Lines of data
## start

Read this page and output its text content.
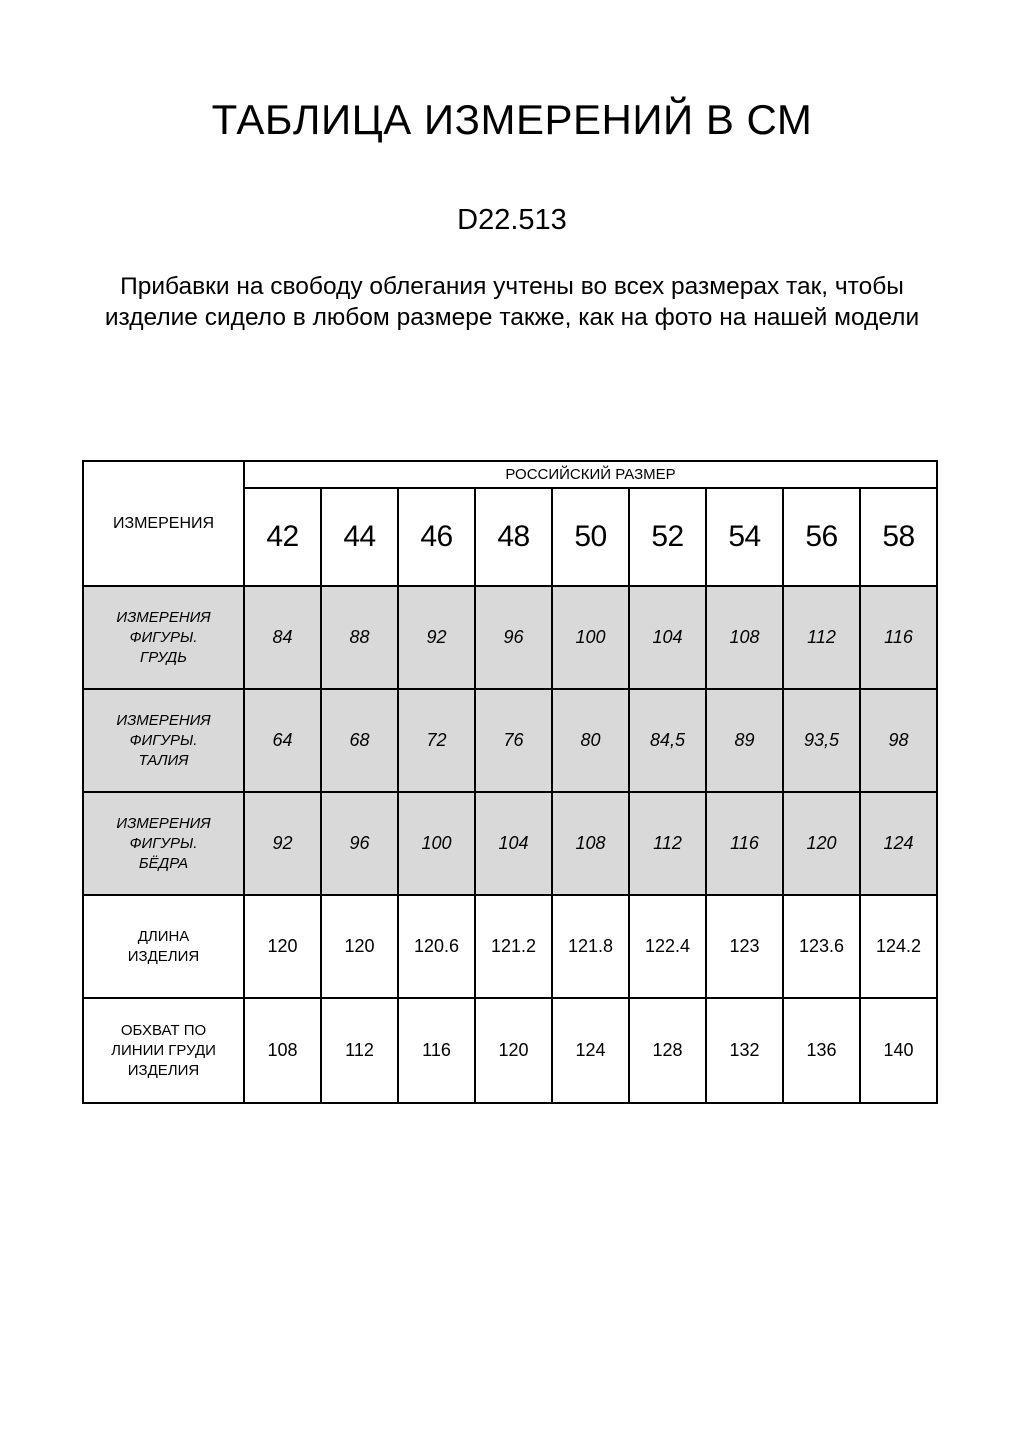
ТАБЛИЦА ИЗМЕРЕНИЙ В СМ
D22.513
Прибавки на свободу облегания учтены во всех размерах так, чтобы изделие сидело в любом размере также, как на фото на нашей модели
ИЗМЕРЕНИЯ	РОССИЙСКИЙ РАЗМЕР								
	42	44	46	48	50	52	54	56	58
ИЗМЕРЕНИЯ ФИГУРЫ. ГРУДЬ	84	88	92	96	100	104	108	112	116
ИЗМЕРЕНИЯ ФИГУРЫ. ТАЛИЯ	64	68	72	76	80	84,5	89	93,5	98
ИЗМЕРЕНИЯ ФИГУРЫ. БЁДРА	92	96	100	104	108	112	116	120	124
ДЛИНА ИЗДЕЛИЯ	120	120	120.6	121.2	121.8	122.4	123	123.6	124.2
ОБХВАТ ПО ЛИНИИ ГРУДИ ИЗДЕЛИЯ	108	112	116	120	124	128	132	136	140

## end

- _What you will do_:
Repeat all the records above exactly, leaving out any pictures.

- _Exercise solution_:
Read this page and output its text content.
ТАБЛИЦА ИЗМЕРЕНИЙ В СМ
D22.513
Прибавки на свободу облегания учтены во всех размерах так, чтобы изделие сидело в любом размере также, как на фото на нашей модели
ИЗМЕРЕНИЯ	РОССИЙСКИЙ РАЗМЕР								
	42	44	46	48	50	52	54	56	58
ИЗМЕРЕНИЯ ФИГУРЫ. ГРУДЬ	84	88	92	96	100	104	108	112	116
ИЗМЕРЕНИЯ ФИГУРЫ. ТАЛИЯ	64	68	72	76	80	84,5	89	93,5	98
ИЗМЕРЕНИЯ ФИГУРЫ. БЁДРА	92	96	100	104	108	112	116	120	124
ДЛИНА ИЗДЕЛИЯ	120	120	120.6	121.2	121.8	122.4	123	123.6	124.2
ОБХВАТ ПО ЛИНИИ ГРУДИ ИЗДЕЛИЯ	108	112	116	120	124	128	132	136	140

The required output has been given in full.